# Excerpt
• • • • •

When you don’t want to allow them access, they project their insecurities onto you, making you feel rude, mean, and as if you alienated them. This is all to get you to crawl back and let them trample your threshold.
If you push your partner past what they are comfortable with, you should ask yourself whether you are doing it because you love them or to get a hold of them, in which case, you are love bombing them.
5 Steps to Eliminate Love Bombing Behavior
Looking at the signs above, you may have discovered an ugly side to yourself that you were unaware of if you’ve been unintentionally love bombing your partner.
You may also face a grim reality that you’ve been personally insecure, and you’ve used love bombing to manipulate your partner into feeding your needs.
Follow these steps to stop love bombing behavior:
Step 1: Learn What Genuine Love Is
Knowledge is power, and your first step to stop love bombing someone you care about is to learn what genuine love is and how love bombing is not the same thing.
Knowing the difference between love bombing and genuine love is how you start working through your relationship issues and break the cycle of manipulation.
Love bombing is about backing your SO into a corner, so they feel alone, owe you for your love, and are only good enough because you say so. Can you see how this is not what love is about?
Genuine love is about sharing without any thought for future gain. You give gifts because you want your SO to feel as amazing as you see them as.
When you’ve given a gift or paid a compliment, you immediately put it from your mind, never using it as leverage over your partner.

• • • • •

Stored data entries:
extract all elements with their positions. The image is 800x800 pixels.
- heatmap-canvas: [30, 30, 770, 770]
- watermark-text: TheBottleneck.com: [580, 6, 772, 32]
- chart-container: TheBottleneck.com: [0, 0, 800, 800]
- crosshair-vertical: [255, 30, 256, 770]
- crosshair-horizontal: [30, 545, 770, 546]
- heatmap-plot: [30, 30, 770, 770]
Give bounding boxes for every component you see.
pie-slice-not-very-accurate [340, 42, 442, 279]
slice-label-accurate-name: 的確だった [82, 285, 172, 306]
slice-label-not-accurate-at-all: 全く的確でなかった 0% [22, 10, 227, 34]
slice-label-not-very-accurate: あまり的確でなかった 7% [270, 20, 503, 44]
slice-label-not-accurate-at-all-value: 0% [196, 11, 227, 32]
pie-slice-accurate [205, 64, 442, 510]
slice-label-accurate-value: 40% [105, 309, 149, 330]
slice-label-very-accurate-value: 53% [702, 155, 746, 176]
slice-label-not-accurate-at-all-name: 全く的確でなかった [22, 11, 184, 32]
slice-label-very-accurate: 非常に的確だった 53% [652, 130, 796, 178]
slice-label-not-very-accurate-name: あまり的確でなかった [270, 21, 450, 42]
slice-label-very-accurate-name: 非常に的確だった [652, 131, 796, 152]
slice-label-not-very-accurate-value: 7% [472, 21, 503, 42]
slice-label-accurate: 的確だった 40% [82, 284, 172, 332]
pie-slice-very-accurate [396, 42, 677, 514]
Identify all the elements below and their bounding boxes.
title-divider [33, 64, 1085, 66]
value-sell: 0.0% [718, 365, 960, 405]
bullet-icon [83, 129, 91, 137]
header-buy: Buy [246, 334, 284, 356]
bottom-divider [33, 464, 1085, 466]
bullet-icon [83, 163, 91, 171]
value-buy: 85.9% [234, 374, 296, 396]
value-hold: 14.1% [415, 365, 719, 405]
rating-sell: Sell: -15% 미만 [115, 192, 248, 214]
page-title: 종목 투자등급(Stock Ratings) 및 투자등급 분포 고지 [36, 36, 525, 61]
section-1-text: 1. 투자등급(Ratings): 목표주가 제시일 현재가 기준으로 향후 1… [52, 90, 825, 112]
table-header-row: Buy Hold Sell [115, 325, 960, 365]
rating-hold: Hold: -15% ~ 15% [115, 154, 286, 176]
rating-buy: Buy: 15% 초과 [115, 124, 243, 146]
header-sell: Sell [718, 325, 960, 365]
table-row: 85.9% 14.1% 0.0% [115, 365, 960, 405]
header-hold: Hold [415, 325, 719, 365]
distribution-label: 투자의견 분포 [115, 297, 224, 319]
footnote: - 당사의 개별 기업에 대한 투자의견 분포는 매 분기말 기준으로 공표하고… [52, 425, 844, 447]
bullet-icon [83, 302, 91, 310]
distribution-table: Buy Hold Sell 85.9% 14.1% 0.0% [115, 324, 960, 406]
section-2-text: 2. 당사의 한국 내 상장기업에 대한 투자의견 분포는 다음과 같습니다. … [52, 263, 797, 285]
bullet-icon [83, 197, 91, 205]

• • • • •

# Actions to take
[A] In the excerpt on love bombing, why is learning what genuine love is given as the first step? Answer in one to three sentences.
[B] Answer these questions from the excerpt on love bombing:
(i) According to the first paragraph, what do people project onto you when you won't allow them access?
(ii) How many steps does the section heading promise for eliminating love bombing behavior?
(iii) Under Step 1, what do you do after giving a gift or paying a compliment?
[C] Continue the piece on love bombing with the text that would follow its final sentence.

# Answers by item
[A] Knowing how genuine love differs from love bombing is how a person starts working through their relationship issues and breaks the cycle of manipulation. The excerpt frames this with the idea that knowledge is power.

[B]
(i) Their insecurities.
(ii) Five.
(iii) You immediately put it from your mind and never use it as leverage over your partner.

[C]
Actions to Decide If You Are Love Bombing:
The first step is knowing whether you have a problem, so think about a recent gift or compliment you shared with your SO.
Did you do it with some sense of it “getting something” from your partner? Write down why you gave or praised or did favors. Now reflect on what you wrote. Did you give a gift from the heart, or did you have a plan when you gave it?
If you’ve shared and praised while intending for there to be some benefit to you, then you are a love bomber, and you need to take the following steps to stop love bombing and lead a genuine relationship with your SO.
Remember that a genuine and unintentional love bomb is often an expression of wanting to spend quality time together, affirm your partner, seeking physical closeness, and engaging in acts of service to help them.
Giving gifts that are given without a second thought indicates real love.
Step 2: Become Aware When You Love Bomb (Learn the Signs)
When you are self-aware, you can change your behavior. However, if you never realize you love bomb until it’s too late, you can’t change your behavior or habits. So develop awareness of your love bombing instincts.
These habits may crop up when you least expect them. And the only way you can change is to see yourself clearly. This means knowing what triggers you to love bomb people.
Actions to Seeing When You Love Bomb:
Like an alcoholic who drinks because he feels upset at work, you need to really create inner awareness and find what makes you love bomb.
Once you spot your triggers, you can make real progress to stop this harmful behavior. Start by keeping a journal of each day’s social interactions.
When you see signs that you’ve love bombed (or have been love bombed), you need to note these and check how often they happen. Start looking for patterns that lead to love bombing.
Step 3: Find What You’re Trying to Say by Love Bombing
Once you know you have been using love bombing instead of actually displaying real love, you can start to dive deeper. What do you want to achieve or say with these elaborate acts of love bombing?
Do you struggle with articulating your real feelings, or are you emotionally under-developed and not ready to commit to a relationship in an adult way?
Perhaps you never learned how to take appropriate action in romantic relationships, so you buy love with extremes instead of just enjoying the experience?
Actions to Discover the Why of Your Love Bombing:
When you feel that elaborate urge to splurge and love bomb, stop and think. Use a journal and consider working with a therapist to really excavate your true feelings.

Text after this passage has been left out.